== Given records ==
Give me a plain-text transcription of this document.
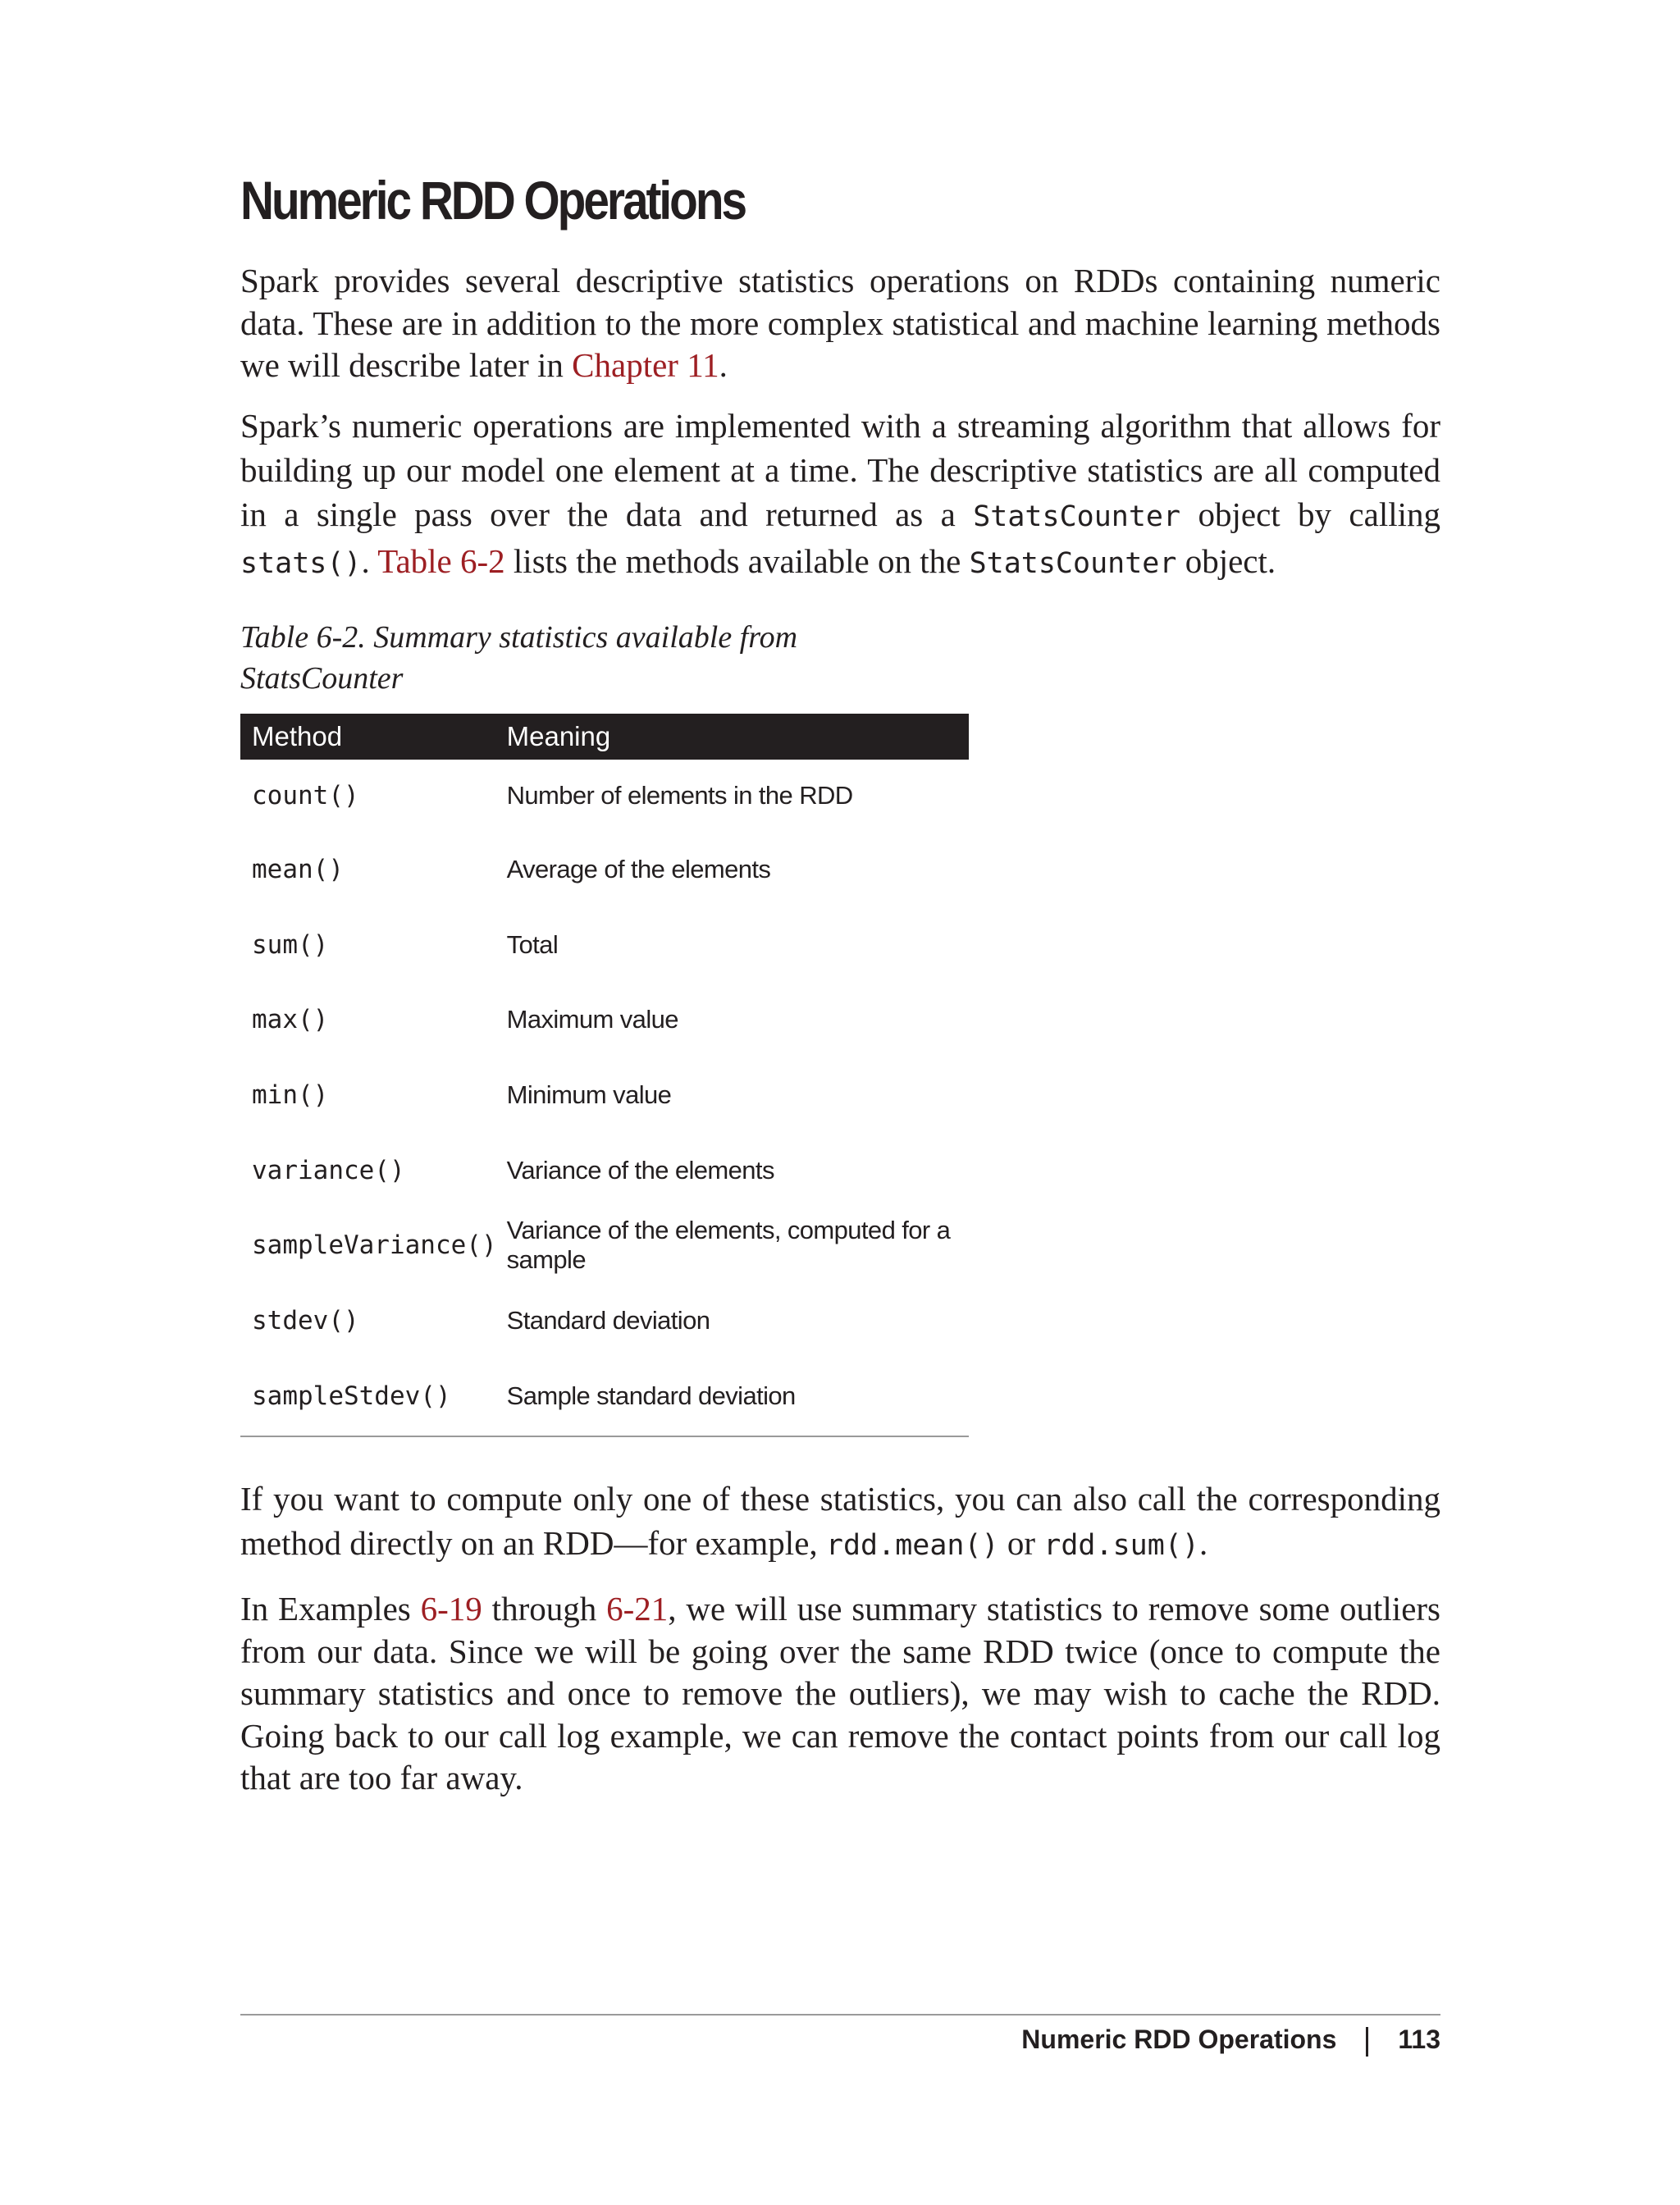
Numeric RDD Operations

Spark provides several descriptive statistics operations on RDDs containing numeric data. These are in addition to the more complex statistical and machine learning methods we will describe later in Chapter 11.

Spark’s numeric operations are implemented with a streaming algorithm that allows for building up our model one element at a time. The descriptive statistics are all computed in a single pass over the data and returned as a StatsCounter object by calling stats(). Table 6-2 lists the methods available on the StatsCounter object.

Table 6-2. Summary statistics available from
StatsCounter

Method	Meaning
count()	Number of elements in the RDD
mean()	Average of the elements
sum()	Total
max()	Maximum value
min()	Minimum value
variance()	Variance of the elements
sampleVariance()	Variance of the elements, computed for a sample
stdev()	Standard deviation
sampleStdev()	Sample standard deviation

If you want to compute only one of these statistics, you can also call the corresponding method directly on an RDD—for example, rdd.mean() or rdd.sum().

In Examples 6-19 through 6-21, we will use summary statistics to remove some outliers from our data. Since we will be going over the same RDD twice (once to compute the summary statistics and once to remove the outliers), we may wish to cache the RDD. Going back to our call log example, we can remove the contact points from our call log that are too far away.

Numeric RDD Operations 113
===
== Given records ==
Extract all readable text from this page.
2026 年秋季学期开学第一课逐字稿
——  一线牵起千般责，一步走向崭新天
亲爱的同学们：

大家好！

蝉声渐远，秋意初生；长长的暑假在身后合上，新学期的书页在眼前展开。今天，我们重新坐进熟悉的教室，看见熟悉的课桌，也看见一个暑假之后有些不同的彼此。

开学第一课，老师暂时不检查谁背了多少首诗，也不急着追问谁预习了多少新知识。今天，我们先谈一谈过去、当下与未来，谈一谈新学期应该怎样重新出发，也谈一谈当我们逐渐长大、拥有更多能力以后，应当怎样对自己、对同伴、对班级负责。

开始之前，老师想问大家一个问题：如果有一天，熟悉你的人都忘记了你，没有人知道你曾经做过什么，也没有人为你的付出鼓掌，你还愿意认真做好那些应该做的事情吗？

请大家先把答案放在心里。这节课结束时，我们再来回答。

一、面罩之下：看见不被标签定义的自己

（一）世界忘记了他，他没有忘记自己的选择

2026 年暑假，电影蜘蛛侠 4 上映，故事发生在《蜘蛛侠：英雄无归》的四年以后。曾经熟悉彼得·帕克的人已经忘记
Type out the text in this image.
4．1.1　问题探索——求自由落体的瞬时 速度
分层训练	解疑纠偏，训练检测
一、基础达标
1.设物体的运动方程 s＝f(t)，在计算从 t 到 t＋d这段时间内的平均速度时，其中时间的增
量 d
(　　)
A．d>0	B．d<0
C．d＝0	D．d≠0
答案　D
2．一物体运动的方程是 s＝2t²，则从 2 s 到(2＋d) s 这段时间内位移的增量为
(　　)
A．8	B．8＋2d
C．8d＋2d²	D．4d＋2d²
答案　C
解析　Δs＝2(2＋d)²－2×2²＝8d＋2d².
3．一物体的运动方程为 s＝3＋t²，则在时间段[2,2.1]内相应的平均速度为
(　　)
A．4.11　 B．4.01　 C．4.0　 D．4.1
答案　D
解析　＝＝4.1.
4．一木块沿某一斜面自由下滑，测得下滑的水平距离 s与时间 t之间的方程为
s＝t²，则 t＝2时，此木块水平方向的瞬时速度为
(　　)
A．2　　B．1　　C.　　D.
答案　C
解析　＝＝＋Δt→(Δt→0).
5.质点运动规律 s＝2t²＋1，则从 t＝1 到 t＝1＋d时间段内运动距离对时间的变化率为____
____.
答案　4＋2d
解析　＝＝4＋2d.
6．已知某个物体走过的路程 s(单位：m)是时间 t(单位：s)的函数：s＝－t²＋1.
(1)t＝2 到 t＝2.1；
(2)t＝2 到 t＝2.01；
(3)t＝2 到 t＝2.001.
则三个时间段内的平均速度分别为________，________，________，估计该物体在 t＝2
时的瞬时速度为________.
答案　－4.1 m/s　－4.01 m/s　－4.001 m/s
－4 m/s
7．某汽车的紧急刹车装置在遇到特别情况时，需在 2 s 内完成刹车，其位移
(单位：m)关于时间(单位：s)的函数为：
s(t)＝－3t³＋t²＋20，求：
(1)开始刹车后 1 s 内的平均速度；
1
===
== Given records ==
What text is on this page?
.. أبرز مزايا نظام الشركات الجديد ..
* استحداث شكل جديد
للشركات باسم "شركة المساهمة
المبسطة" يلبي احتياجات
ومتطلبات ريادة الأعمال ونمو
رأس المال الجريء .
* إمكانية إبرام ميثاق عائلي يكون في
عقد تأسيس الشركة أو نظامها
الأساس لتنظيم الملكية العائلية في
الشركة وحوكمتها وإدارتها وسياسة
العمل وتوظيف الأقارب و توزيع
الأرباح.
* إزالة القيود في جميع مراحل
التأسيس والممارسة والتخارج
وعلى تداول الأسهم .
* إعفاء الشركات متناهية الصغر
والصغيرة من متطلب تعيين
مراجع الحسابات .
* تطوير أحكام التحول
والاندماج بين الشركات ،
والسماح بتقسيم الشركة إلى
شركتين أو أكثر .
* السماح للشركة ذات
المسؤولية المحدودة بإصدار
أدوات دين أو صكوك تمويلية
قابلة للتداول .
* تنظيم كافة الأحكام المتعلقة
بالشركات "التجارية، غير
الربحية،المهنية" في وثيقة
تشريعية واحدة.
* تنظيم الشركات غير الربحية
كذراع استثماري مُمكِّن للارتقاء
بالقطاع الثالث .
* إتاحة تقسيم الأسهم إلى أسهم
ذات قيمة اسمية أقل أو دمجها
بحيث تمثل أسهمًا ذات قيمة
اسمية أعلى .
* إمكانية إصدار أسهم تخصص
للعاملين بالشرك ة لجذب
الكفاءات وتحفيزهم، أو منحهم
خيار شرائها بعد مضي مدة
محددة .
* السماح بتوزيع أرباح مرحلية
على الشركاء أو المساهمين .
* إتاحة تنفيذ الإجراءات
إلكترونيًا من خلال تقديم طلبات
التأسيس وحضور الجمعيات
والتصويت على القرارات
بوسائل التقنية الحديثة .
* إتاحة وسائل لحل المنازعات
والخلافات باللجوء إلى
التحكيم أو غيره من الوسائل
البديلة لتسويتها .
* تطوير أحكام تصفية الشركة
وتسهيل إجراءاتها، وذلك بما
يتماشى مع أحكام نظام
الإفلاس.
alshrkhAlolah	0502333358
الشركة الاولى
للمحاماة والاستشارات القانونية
===
How many lines in the data contain the string "deviation"? Respond with the number only.

## Answer to this exercise
2